— START Provided information —

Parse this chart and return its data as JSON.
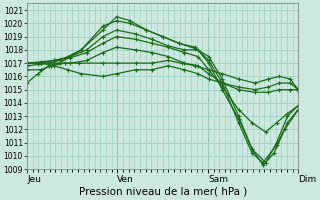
{
  "xlabel": "Pression niveau de la mer( hPa )",
  "ylim": [
    1009,
    1021.5
  ],
  "yticks": [
    1009,
    1010,
    1011,
    1012,
    1013,
    1014,
    1015,
    1016,
    1017,
    1018,
    1019,
    1020,
    1021
  ],
  "day_labels": [
    "Jeu",
    "Ven",
    "Sam",
    "Dim"
  ],
  "day_positions": [
    0.0,
    0.333,
    0.667,
    1.0
  ],
  "bg_color": "#cce8df",
  "grid_color": "#99ccbb",
  "line_color": "#1a6b1a",
  "lines": [
    {
      "x": [
        0.0,
        0.04,
        0.08,
        0.12,
        0.2,
        0.28,
        0.33,
        0.38,
        0.44,
        0.5,
        0.56,
        0.62,
        0.67,
        0.72,
        0.78,
        0.83,
        0.87,
        0.91,
        0.95,
        1.0
      ],
      "y": [
        1015.5,
        1016.2,
        1016.8,
        1017.0,
        1018.0,
        1019.5,
        1020.5,
        1020.2,
        1019.5,
        1019.0,
        1018.5,
        1018.1,
        1017.5,
        1015.8,
        1013.0,
        1010.5,
        1009.3,
        1010.2,
        1012.0,
        1013.5
      ]
    },
    {
      "x": [
        0.0,
        0.04,
        0.08,
        0.12,
        0.2,
        0.28,
        0.33,
        0.38,
        0.44,
        0.5,
        0.56,
        0.62,
        0.67,
        0.72,
        0.78,
        0.83,
        0.87,
        0.92,
        0.96,
        1.0
      ],
      "y": [
        1016.8,
        1016.9,
        1017.0,
        1017.2,
        1018.0,
        1019.8,
        1020.2,
        1020.0,
        1019.5,
        1019.0,
        1018.5,
        1018.2,
        1017.2,
        1015.5,
        1012.5,
        1010.2,
        1009.5,
        1010.8,
        1012.5,
        1013.5
      ]
    },
    {
      "x": [
        0.0,
        0.05,
        0.1,
        0.16,
        0.22,
        0.28,
        0.33,
        0.4,
        0.46,
        0.52,
        0.58,
        0.63,
        0.67,
        0.72,
        0.78,
        0.83,
        0.88,
        0.92,
        0.96,
        1.0
      ],
      "y": [
        1017.0,
        1017.1,
        1017.2,
        1017.5,
        1018.0,
        1019.0,
        1019.5,
        1019.2,
        1018.8,
        1018.3,
        1018.0,
        1018.0,
        1017.0,
        1015.0,
        1012.8,
        1010.5,
        1009.5,
        1011.0,
        1013.0,
        1013.8
      ]
    },
    {
      "x": [
        0.0,
        0.05,
        0.1,
        0.16,
        0.22,
        0.28,
        0.33,
        0.4,
        0.46,
        0.52,
        0.58,
        0.63,
        0.67,
        0.72,
        0.78,
        0.83,
        0.88,
        0.92,
        0.96,
        1.0
      ],
      "y": [
        1017.0,
        1017.0,
        1017.2,
        1017.4,
        1017.8,
        1018.5,
        1019.0,
        1018.8,
        1018.5,
        1018.2,
        1017.8,
        1017.5,
        1016.5,
        1015.2,
        1013.5,
        1012.5,
        1011.8,
        1012.5,
        1013.2,
        1013.8
      ]
    },
    {
      "x": [
        0.0,
        0.05,
        0.1,
        0.16,
        0.22,
        0.28,
        0.33,
        0.4,
        0.46,
        0.52,
        0.58,
        0.63,
        0.67,
        0.72,
        0.78,
        0.84,
        0.89,
        0.93,
        0.97,
        1.0
      ],
      "y": [
        1017.0,
        1017.0,
        1017.0,
        1017.0,
        1017.2,
        1017.8,
        1018.2,
        1018.0,
        1017.8,
        1017.5,
        1017.0,
        1016.8,
        1016.2,
        1015.5,
        1015.0,
        1014.8,
        1014.8,
        1015.0,
        1015.0,
        1015.0
      ]
    },
    {
      "x": [
        0.0,
        0.05,
        0.1,
        0.15,
        0.2,
        0.28,
        0.33,
        0.4,
        0.46,
        0.52,
        0.58,
        0.63,
        0.67,
        0.72,
        0.78,
        0.84,
        0.89,
        0.93,
        0.97,
        1.0
      ],
      "y": [
        1017.0,
        1017.0,
        1016.8,
        1016.5,
        1016.2,
        1016.0,
        1016.2,
        1016.5,
        1016.5,
        1016.8,
        1016.5,
        1016.2,
        1015.8,
        1015.5,
        1015.2,
        1015.0,
        1015.2,
        1015.5,
        1015.5,
        1015.0
      ]
    },
    {
      "x": [
        0.0,
        0.05,
        0.09,
        0.14,
        0.19,
        0.28,
        0.33,
        0.4,
        0.46,
        0.52,
        0.57,
        0.62,
        0.67,
        0.72,
        0.78,
        0.84,
        0.89,
        0.93,
        0.97,
        1.0
      ],
      "y": [
        1016.5,
        1016.5,
        1016.8,
        1017.0,
        1017.0,
        1017.0,
        1017.0,
        1017.0,
        1017.0,
        1017.2,
        1017.0,
        1016.8,
        1016.5,
        1016.2,
        1015.8,
        1015.5,
        1015.8,
        1016.0,
        1015.8,
        1015.0
      ]
    }
  ]
}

— END Provided information —

Exercise requirements >> Pictures are excluded; copy all other data exactly as shown.

Solution >>
Parse this chart and return its data as JSON.
{
  "xlabel": "Pression niveau de la mer( hPa )",
  "ylim": [
    1009,
    1021.5
  ],
  "yticks": [
    1009,
    1010,
    1011,
    1012,
    1013,
    1014,
    1015,
    1016,
    1017,
    1018,
    1019,
    1020,
    1021
  ],
  "day_labels": [
    "Jeu",
    "Ven",
    "Sam",
    "Dim"
  ],
  "day_positions": [
    0.0,
    0.333,
    0.667,
    1.0
  ],
  "bg_color": "#cce8df",
  "grid_color": "#99ccbb",
  "line_color": "#1a6b1a",
  "lines": [
    {
      "x": [
        0.0,
        0.04,
        0.08,
        0.12,
        0.2,
        0.28,
        0.33,
        0.38,
        0.44,
        0.5,
        0.56,
        0.62,
        0.67,
        0.72,
        0.78,
        0.83,
        0.87,
        0.91,
        0.95,
        1.0
      ],
      "y": [
        1015.5,
        1016.2,
        1016.8,
        1017.0,
        1018.0,
        1019.5,
        1020.5,
        1020.2,
        1019.5,
        1019.0,
        1018.5,
        1018.1,
        1017.5,
        1015.8,
        1013.0,
        1010.5,
        1009.3,
        1010.2,
        1012.0,
        1013.5
      ]
    },
    {
      "x": [
        0.0,
        0.04,
        0.08,
        0.12,
        0.2,
        0.28,
        0.33,
        0.38,
        0.44,
        0.5,
        0.56,
        0.62,
        0.67,
        0.72,
        0.78,
        0.83,
        0.87,
        0.92,
        0.96,
        1.0
      ],
      "y": [
        1016.8,
        1016.9,
        1017.0,
        1017.2,
        1018.0,
        1019.8,
        1020.2,
        1020.0,
        1019.5,
        1019.0,
        1018.5,
        1018.2,
        1017.2,
        1015.5,
        1012.5,
        1010.2,
        1009.5,
        1010.8,
        1012.5,
        1013.5
      ]
    },
    {
      "x": [
        0.0,
        0.05,
        0.1,
        0.16,
        0.22,
        0.28,
        0.33,
        0.4,
        0.46,
        0.52,
        0.58,
        0.63,
        0.67,
        0.72,
        0.78,
        0.83,
        0.88,
        0.92,
        0.96,
        1.0
      ],
      "y": [
        1017.0,
        1017.1,
        1017.2,
        1017.5,
        1018.0,
        1019.0,
        1019.5,
        1019.2,
        1018.8,
        1018.3,
        1018.0,
        1018.0,
        1017.0,
        1015.0,
        1012.8,
        1010.5,
        1009.5,
        1011.0,
        1013.0,
        1013.8
      ]
    },
    {
      "x": [
        0.0,
        0.05,
        0.1,
        0.16,
        0.22,
        0.28,
        0.33,
        0.4,
        0.46,
        0.52,
        0.58,
        0.63,
        0.67,
        0.72,
        0.78,
        0.83,
        0.88,
        0.92,
        0.96,
        1.0
      ],
      "y": [
        1017.0,
        1017.0,
        1017.2,
        1017.4,
        1017.8,
        1018.5,
        1019.0,
        1018.8,
        1018.5,
        1018.2,
        1017.8,
        1017.5,
        1016.5,
        1015.2,
        1013.5,
        1012.5,
        1011.8,
        1012.5,
        1013.2,
        1013.8
      ]
    },
    {
      "x": [
        0.0,
        0.05,
        0.1,
        0.16,
        0.22,
        0.28,
        0.33,
        0.4,
        0.46,
        0.52,
        0.58,
        0.63,
        0.67,
        0.72,
        0.78,
        0.84,
        0.89,
        0.93,
        0.97,
        1.0
      ],
      "y": [
        1017.0,
        1017.0,
        1017.0,
        1017.0,
        1017.2,
        1017.8,
        1018.2,
        1018.0,
        1017.8,
        1017.5,
        1017.0,
        1016.8,
        1016.2,
        1015.5,
        1015.0,
        1014.8,
        1014.8,
        1015.0,
        1015.0,
        1015.0
      ]
    },
    {
      "x": [
        0.0,
        0.05,
        0.1,
        0.15,
        0.2,
        0.28,
        0.33,
        0.4,
        0.46,
        0.52,
        0.58,
        0.63,
        0.67,
        0.72,
        0.78,
        0.84,
        0.89,
        0.93,
        0.97,
        1.0
      ],
      "y": [
        1017.0,
        1017.0,
        1016.8,
        1016.5,
        1016.2,
        1016.0,
        1016.2,
        1016.5,
        1016.5,
        1016.8,
        1016.5,
        1016.2,
        1015.8,
        1015.5,
        1015.2,
        1015.0,
        1015.2,
        1015.5,
        1015.5,
        1015.0
      ]
    },
    {
      "x": [
        0.0,
        0.05,
        0.09,
        0.14,
        0.19,
        0.28,
        0.33,
        0.4,
        0.46,
        0.52,
        0.57,
        0.62,
        0.67,
        0.72,
        0.78,
        0.84,
        0.89,
        0.93,
        0.97,
        1.0
      ],
      "y": [
        1016.5,
        1016.5,
        1016.8,
        1017.0,
        1017.0,
        1017.0,
        1017.0,
        1017.0,
        1017.0,
        1017.2,
        1017.0,
        1016.8,
        1016.5,
        1016.2,
        1015.8,
        1015.5,
        1015.8,
        1016.0,
        1015.8,
        1015.0
      ]
    }
  ]
}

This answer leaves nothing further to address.